◆ **Collected data entries**:
## Start
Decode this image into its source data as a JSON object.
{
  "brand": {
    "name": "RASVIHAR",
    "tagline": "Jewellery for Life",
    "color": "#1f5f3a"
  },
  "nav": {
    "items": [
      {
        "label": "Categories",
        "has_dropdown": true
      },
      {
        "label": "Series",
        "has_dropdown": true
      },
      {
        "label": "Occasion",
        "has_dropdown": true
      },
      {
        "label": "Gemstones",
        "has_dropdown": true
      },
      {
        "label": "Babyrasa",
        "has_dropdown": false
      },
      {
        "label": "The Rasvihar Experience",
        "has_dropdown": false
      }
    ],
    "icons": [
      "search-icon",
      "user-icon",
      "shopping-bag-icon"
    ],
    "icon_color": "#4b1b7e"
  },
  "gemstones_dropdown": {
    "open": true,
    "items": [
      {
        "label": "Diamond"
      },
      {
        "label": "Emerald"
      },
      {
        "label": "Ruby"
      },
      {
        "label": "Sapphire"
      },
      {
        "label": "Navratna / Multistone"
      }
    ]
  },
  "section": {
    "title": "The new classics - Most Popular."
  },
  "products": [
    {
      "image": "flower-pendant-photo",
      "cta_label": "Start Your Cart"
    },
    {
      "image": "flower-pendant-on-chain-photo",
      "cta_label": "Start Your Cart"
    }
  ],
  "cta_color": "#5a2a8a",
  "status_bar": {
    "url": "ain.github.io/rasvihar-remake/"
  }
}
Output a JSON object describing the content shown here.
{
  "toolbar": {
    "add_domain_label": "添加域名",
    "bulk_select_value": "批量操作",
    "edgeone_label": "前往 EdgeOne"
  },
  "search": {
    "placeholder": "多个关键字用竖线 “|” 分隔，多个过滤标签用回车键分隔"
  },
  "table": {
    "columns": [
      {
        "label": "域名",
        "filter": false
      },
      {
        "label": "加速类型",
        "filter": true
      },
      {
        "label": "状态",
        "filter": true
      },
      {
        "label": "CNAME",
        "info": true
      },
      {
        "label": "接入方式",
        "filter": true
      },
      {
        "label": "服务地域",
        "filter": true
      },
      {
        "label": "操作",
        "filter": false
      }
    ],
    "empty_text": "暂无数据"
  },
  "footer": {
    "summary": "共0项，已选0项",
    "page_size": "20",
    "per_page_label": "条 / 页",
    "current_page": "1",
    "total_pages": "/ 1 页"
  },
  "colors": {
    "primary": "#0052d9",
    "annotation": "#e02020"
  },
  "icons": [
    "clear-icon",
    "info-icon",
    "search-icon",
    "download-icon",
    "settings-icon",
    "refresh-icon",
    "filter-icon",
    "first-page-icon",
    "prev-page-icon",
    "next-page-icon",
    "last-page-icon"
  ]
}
## End
◆ **SET PROBLEM**: Write down the full listing again, exactly.

◆ **RESULT BELOW**:
Decode this image into its source data as a JSON object.
{
  "brand": {
    "name": "RASVIHAR",
    "tagline": "Jewellery for Life",
    "color": "#1f5f3a"
  },
  "nav": {
    "items": [
      {
        "label": "Categories",
        "has_dropdown": true
      },
      {
        "label": "Series",
        "has_dropdown": true
      },
      {
        "label": "Occasion",
        "has_dropdown": true
      },
      {
        "label": "Gemstones",
        "has_dropdown": true
      },
      {
        "label": "Babyrasa",
        "has_dropdown": false
      },
      {
        "label": "The Rasvihar Experience",
        "has_dropdown": false
      }
    ],
    "icons": [
      "search-icon",
      "user-icon",
      "shopping-bag-icon"
    ],
    "icon_color": "#4b1b7e"
  },
  "gemstones_dropdown": {
    "open": true,
    "items": [
      {
        "label": "Diamond"
      },
      {
        "label": "Emerald"
      },
      {
        "label": "Ruby"
      },
      {
        "label": "Sapphire"
      },
      {
        "label": "Navratna / Multistone"
      }
    ]
  },
  "section": {
    "title": "The new classics - Most Popular."
  },
  "products": [
    {
      "image": "flower-pendant-photo",
      "cta_label": "Start Your Cart"
    },
    {
      "image": "flower-pendant-on-chain-photo",
      "cta_label": "Start Your Cart"
    }
  ],
  "cta_color": "#5a2a8a",
  "status_bar": {
    "url": "ain.github.io/rasvihar-remake/"
  }
}
Output a JSON object describing the content shown here.
{
  "toolbar": {
    "add_domain_label": "添加域名",
    "bulk_select_value": "批量操作",
    "edgeone_label": "前往 EdgeOne"
  },
  "search": {
    "placeholder": "多个关键字用竖线 “|” 分隔，多个过滤标签用回车键分隔"
  },
  "table": {
    "columns": [
      {
        "label": "域名",
        "filter": false
      },
      {
        "label": "加速类型",
        "filter": true
      },
      {
        "label": "状态",
        "filter": true
      },
      {
        "label": "CNAME",
        "info": true
      },
      {
        "label": "接入方式",
        "filter": true
      },
      {
        "label": "服务地域",
        "filter": true
      },
      {
        "label": "操作",
        "filter": false
      }
    ],
    "empty_text": "暂无数据"
  },
  "footer": {
    "summary": "共0项，已选0项",
    "page_size": "20",
    "per_page_label": "条 / 页",
    "current_page": "1",
    "total_pages": "/ 1 页"
  },
  "colors": {
    "primary": "#0052d9",
    "annotation": "#e02020"
  },
  "icons": [
    "clear-icon",
    "info-icon",
    "search-icon",
    "download-icon",
    "settings-icon",
    "refresh-icon",
    "filter-icon",
    "first-page-icon",
    "prev-page-icon",
    "next-page-icon",
    "last-page-icon"
  ]
}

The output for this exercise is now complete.